Saved data entries:
□ □ □ □ □

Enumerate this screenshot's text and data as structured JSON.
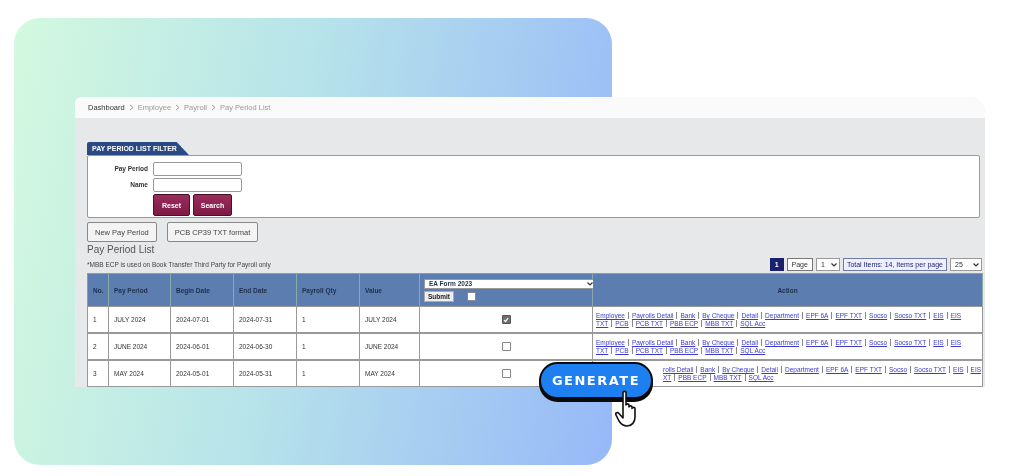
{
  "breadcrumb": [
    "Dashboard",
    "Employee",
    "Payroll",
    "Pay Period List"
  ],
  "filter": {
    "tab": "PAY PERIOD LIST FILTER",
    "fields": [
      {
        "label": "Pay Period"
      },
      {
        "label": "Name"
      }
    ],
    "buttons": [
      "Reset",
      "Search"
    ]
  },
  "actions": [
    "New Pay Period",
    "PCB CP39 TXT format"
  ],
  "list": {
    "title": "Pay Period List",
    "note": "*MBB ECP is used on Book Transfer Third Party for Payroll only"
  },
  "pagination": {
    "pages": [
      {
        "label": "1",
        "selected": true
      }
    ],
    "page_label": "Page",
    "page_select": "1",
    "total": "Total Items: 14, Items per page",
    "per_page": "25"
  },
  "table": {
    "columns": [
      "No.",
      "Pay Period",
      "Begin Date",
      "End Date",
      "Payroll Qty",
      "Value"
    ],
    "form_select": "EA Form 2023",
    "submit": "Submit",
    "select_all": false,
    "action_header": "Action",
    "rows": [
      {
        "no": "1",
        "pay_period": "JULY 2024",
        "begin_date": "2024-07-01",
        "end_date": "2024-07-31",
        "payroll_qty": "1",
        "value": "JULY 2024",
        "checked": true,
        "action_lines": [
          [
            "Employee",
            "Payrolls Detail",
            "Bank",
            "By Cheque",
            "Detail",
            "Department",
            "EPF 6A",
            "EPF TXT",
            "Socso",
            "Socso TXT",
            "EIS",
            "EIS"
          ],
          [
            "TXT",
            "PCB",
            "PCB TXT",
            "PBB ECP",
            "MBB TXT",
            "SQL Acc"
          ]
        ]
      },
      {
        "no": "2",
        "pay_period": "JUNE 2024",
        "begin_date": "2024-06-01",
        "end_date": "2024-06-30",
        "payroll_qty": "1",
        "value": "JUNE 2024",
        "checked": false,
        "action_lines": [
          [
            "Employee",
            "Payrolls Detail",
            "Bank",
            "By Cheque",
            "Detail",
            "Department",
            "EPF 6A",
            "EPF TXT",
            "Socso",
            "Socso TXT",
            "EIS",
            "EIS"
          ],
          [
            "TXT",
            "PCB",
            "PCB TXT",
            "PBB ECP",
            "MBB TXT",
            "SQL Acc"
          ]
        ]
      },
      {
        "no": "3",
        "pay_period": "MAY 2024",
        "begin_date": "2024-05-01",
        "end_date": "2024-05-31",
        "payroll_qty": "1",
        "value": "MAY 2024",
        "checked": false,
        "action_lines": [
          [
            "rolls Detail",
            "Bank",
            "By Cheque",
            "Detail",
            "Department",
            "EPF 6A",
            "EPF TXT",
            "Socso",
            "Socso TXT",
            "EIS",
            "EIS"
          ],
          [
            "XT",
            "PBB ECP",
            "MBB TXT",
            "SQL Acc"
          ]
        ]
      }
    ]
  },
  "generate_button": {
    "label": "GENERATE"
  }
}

□ □ □ □ □

▸ **Task instructions**
Repeat the material above verbatim. Leave the pictures behind.

▸ **Task output**
Enumerate this screenshot's text and data as structured JSON.
{
  "breadcrumb": [
    "Dashboard",
    "Employee",
    "Payroll",
    "Pay Period List"
  ],
  "filter": {
    "tab": "PAY PERIOD LIST FILTER",
    "fields": [
      {
        "label": "Pay Period"
      },
      {
        "label": "Name"
      }
    ],
    "buttons": [
      "Reset",
      "Search"
    ]
  },
  "actions": [
    "New Pay Period",
    "PCB CP39 TXT format"
  ],
  "list": {
    "title": "Pay Period List",
    "note": "*MBB ECP is used on Book Transfer Third Party for Payroll only"
  },
  "pagination": {
    "pages": [
      {
        "label": "1",
        "selected": true
      }
    ],
    "page_label": "Page",
    "page_select": "1",
    "total": "Total Items: 14, Items per page",
    "per_page": "25"
  },
  "table": {
    "columns": [
      "No.",
      "Pay Period",
      "Begin Date",
      "End Date",
      "Payroll Qty",
      "Value"
    ],
    "form_select": "EA Form 2023",
    "submit": "Submit",
    "select_all": false,
    "action_header": "Action",
    "rows": [
      {
        "no": "1",
        "pay_period": "JULY 2024",
        "begin_date": "2024-07-01",
        "end_date": "2024-07-31",
        "payroll_qty": "1",
        "value": "JULY 2024",
        "checked": true,
        "action_lines": [
          [
            "Employee",
            "Payrolls Detail",
            "Bank",
            "By Cheque",
            "Detail",
            "Department",
            "EPF 6A",
            "EPF TXT",
            "Socso",
            "Socso TXT",
            "EIS",
            "EIS"
          ],
          [
            "TXT",
            "PCB",
            "PCB TXT",
            "PBB ECP",
            "MBB TXT",
            "SQL Acc"
          ]
        ]
      },
      {
        "no": "2",
        "pay_period": "JUNE 2024",
        "begin_date": "2024-06-01",
        "end_date": "2024-06-30",
        "payroll_qty": "1",
        "value": "JUNE 2024",
        "checked": false,
        "action_lines": [
          [
            "Employee",
            "Payrolls Detail",
            "Bank",
            "By Cheque",
            "Detail",
            "Department",
            "EPF 6A",
            "EPF TXT",
            "Socso",
            "Socso TXT",
            "EIS",
            "EIS"
          ],
          [
            "TXT",
            "PCB",
            "PCB TXT",
            "PBB ECP",
            "MBB TXT",
            "SQL Acc"
          ]
        ]
      },
      {
        "no": "3",
        "pay_period": "MAY 2024",
        "begin_date": "2024-05-01",
        "end_date": "2024-05-31",
        "payroll_qty": "1",
        "value": "MAY 2024",
        "checked": false,
        "action_lines": [
          [
            "rolls Detail",
            "Bank",
            "By Cheque",
            "Detail",
            "Department",
            "EPF 6A",
            "EPF TXT",
            "Socso",
            "Socso TXT",
            "EIS",
            "EIS"
          ],
          [
            "XT",
            "PBB ECP",
            "MBB TXT",
            "SQL Acc"
          ]
        ]
      }
    ]
  },
  "generate_button": {
    "label": "GENERATE"
  }
}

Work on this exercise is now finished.